STATED PROBLEM =
Reproduce the listing below exactly. Pictures do not belong in the copy.

-- START --

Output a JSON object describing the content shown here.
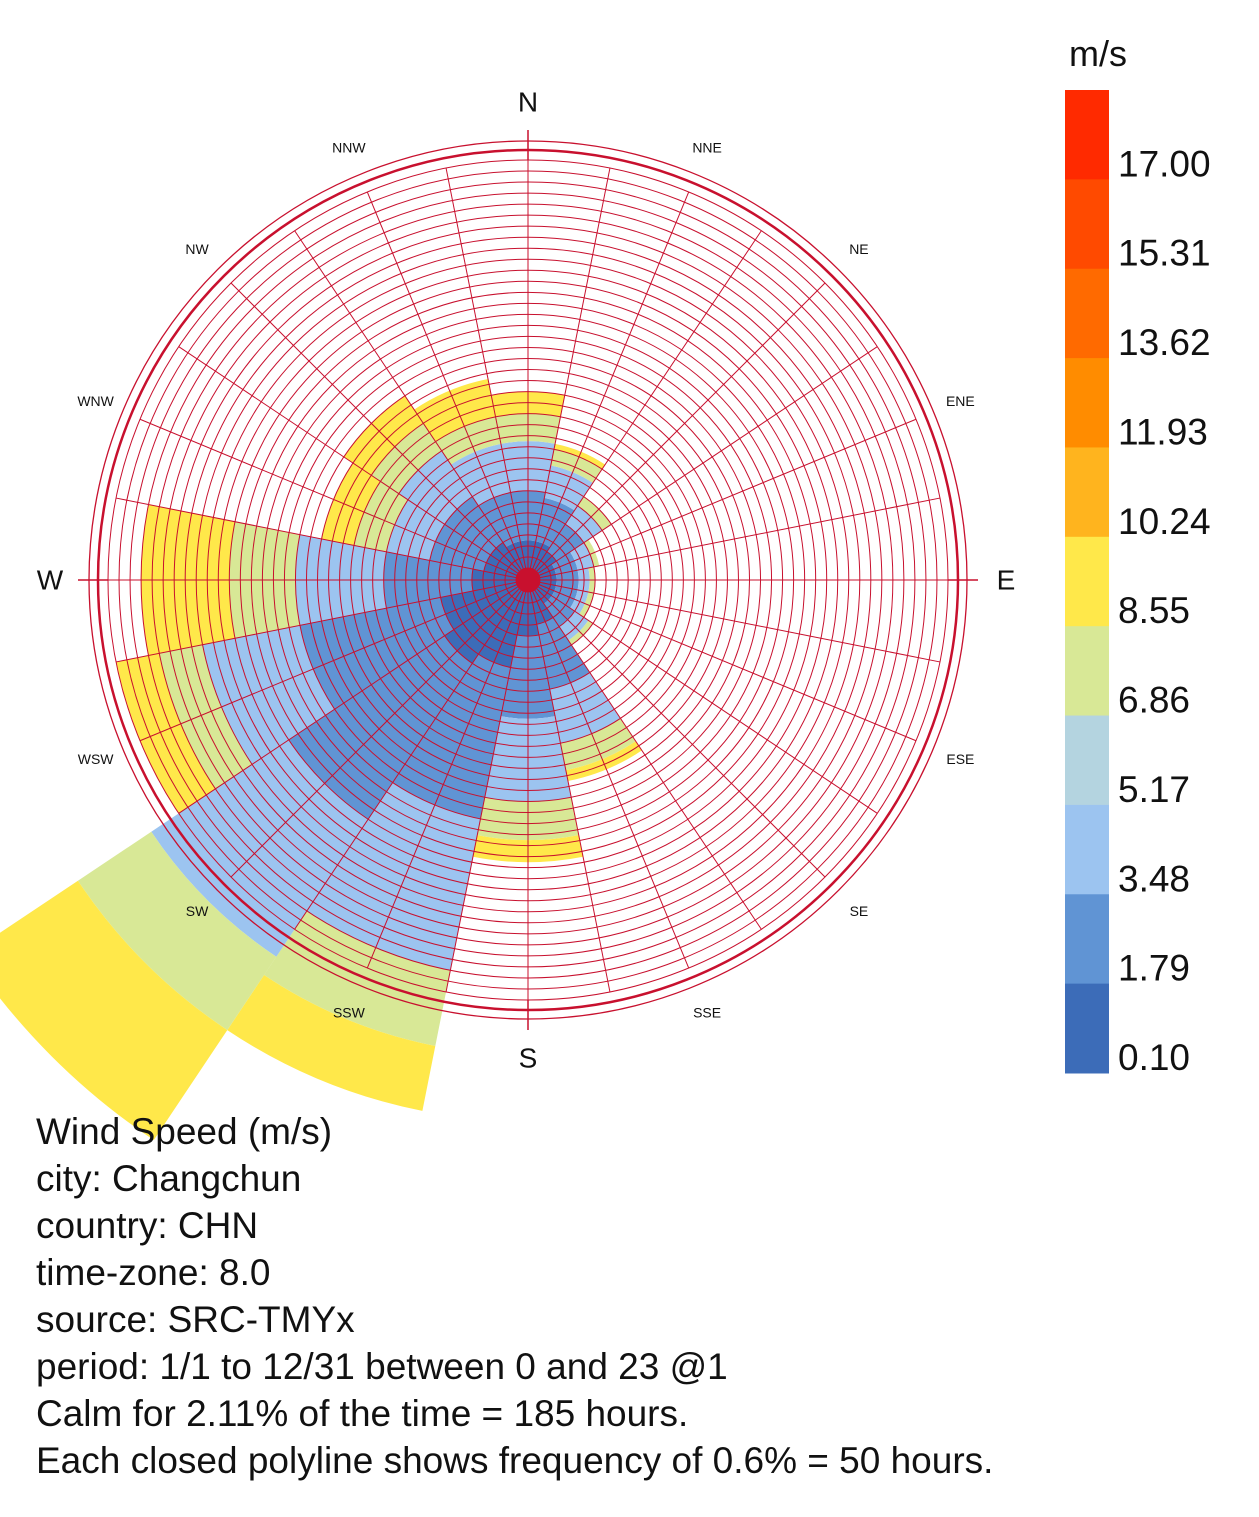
{
  "chart_data": {
    "type": "wind-rose",
    "units": "m/s",
    "directions": [
      "N",
      "NNE",
      "NE",
      "ENE",
      "E",
      "ESE",
      "SE",
      "SSE",
      "S",
      "SSW",
      "SW",
      "WSW",
      "W",
      "WNW",
      "NW",
      "NNW"
    ],
    "legend": {
      "title": "m/s",
      "placement": "right",
      "tick_labels": [
        "17.00",
        "15.31",
        "13.62",
        "11.93",
        "10.24",
        "8.55",
        "6.86",
        "5.17",
        "3.48",
        "1.79",
        "0.10"
      ],
      "colors": [
        "#ff2a00",
        "#ff4a00",
        "#ff6a00",
        "#ff8c00",
        "#ffb41e",
        "#ffe84a",
        "#d8e896",
        "#b4d4e0",
        "#9cc4f0",
        "#6094d4",
        "#3c6cb8"
      ]
    },
    "freq_step_percent": 0.6,
    "rings_per_polyline": 3,
    "bins_percent": {
      "N": [
        0.5,
        0.9,
        0.9,
        0.5,
        0.4
      ],
      "NNE": [
        0.5,
        0.8,
        0.6,
        0.3,
        0.1
      ],
      "NE": [
        0.4,
        0.6,
        0.4,
        0.2,
        0.0
      ],
      "ENE": [
        0.3,
        0.4,
        0.3,
        0.1,
        0.0
      ],
      "E": [
        0.3,
        0.4,
        0.2,
        0.1,
        0.0
      ],
      "ESE": [
        0.3,
        0.4,
        0.2,
        0.1,
        0.0
      ],
      "SE": [
        0.3,
        0.5,
        0.3,
        0.1,
        0.0
      ],
      "SSE": [
        0.6,
        1.2,
        1.0,
        0.5,
        0.2
      ],
      "S": [
        0.8,
        1.5,
        1.5,
        0.7,
        0.4
      ],
      "SSW": [
        1.4,
        2.8,
        2.8,
        1.4,
        1.2
      ],
      "SW": [
        1.6,
        3.4,
        3.0,
        1.6,
        2.4
      ],
      "WSW": [
        1.4,
        2.6,
        1.8,
        0.8,
        0.8
      ],
      "W": [
        0.8,
        1.6,
        1.6,
        1.2,
        1.6
      ],
      "WNW": [
        0.6,
        1.0,
        0.8,
        0.6,
        0.6
      ],
      "NW": [
        0.6,
        1.0,
        1.0,
        0.6,
        0.6
      ],
      "NNW": [
        0.5,
        0.9,
        0.9,
        0.5,
        0.7
      ]
    },
    "bin_colors": [
      "#3c6cb8",
      "#6094d4",
      "#9cc4f0",
      "#d8e896",
      "#ffe84a"
    ]
  },
  "info": {
    "title": "Wind Speed (m/s)",
    "city": "city: Changchun",
    "country": "country: CHN",
    "timezone": "time-zone: 8.0",
    "source": "source: SRC-TMYx",
    "period": "period: 1/1 to 12/31 between 0 and 23 @1",
    "calm": "Calm for 2.11% of the time = 185 hours.",
    "polyline": "Each closed polyline shows frequency of 0.6% = 50 hours."
  }
}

-- END --

REPLY =
Output a JSON object describing the content shown here.
{
  "chart_data": {
    "type": "wind-rose",
    "units": "m/s",
    "directions": [
      "N",
      "NNE",
      "NE",
      "ENE",
      "E",
      "ESE",
      "SE",
      "SSE",
      "S",
      "SSW",
      "SW",
      "WSW",
      "W",
      "WNW",
      "NW",
      "NNW"
    ],
    "legend": {
      "title": "m/s",
      "placement": "right",
      "tick_labels": [
        "17.00",
        "15.31",
        "13.62",
        "11.93",
        "10.24",
        "8.55",
        "6.86",
        "5.17",
        "3.48",
        "1.79",
        "0.10"
      ],
      "colors": [
        "#ff2a00",
        "#ff4a00",
        "#ff6a00",
        "#ff8c00",
        "#ffb41e",
        "#ffe84a",
        "#d8e896",
        "#b4d4e0",
        "#9cc4f0",
        "#6094d4",
        "#3c6cb8"
      ]
    },
    "freq_step_percent": 0.6,
    "rings_per_polyline": 3,
    "bins_percent": {
      "N": [
        0.5,
        0.9,
        0.9,
        0.5,
        0.4
      ],
      "NNE": [
        0.5,
        0.8,
        0.6,
        0.3,
        0.1
      ],
      "NE": [
        0.4,
        0.6,
        0.4,
        0.2,
        0.0
      ],
      "ENE": [
        0.3,
        0.4,
        0.3,
        0.1,
        0.0
      ],
      "E": [
        0.3,
        0.4,
        0.2,
        0.1,
        0.0
      ],
      "ESE": [
        0.3,
        0.4,
        0.2,
        0.1,
        0.0
      ],
      "SE": [
        0.3,
        0.5,
        0.3,
        0.1,
        0.0
      ],
      "SSE": [
        0.6,
        1.2,
        1.0,
        0.5,
        0.2
      ],
      "S": [
        0.8,
        1.5,
        1.5,
        0.7,
        0.4
      ],
      "SSW": [
        1.4,
        2.8,
        2.8,
        1.4,
        1.2
      ],
      "SW": [
        1.6,
        3.4,
        3.0,
        1.6,
        2.4
      ],
      "WSW": [
        1.4,
        2.6,
        1.8,
        0.8,
        0.8
      ],
      "W": [
        0.8,
        1.6,
        1.6,
        1.2,
        1.6
      ],
      "WNW": [
        0.6,
        1.0,
        0.8,
        0.6,
        0.6
      ],
      "NW": [
        0.6,
        1.0,
        1.0,
        0.6,
        0.6
      ],
      "NNW": [
        0.5,
        0.9,
        0.9,
        0.5,
        0.7
      ]
    },
    "bin_colors": [
      "#3c6cb8",
      "#6094d4",
      "#9cc4f0",
      "#d8e896",
      "#ffe84a"
    ]
  },
  "info": {
    "title": "Wind Speed (m/s)",
    "city": "city: Changchun",
    "country": "country: CHN",
    "timezone": "time-zone: 8.0",
    "source": "source: SRC-TMYx",
    "period": "period: 1/1 to 12/31 between 0 and 23 @1",
    "calm": "Calm for 2.11% of the time = 185 hours.",
    "polyline": "Each closed polyline shows frequency of 0.6% = 50 hours."
  }
}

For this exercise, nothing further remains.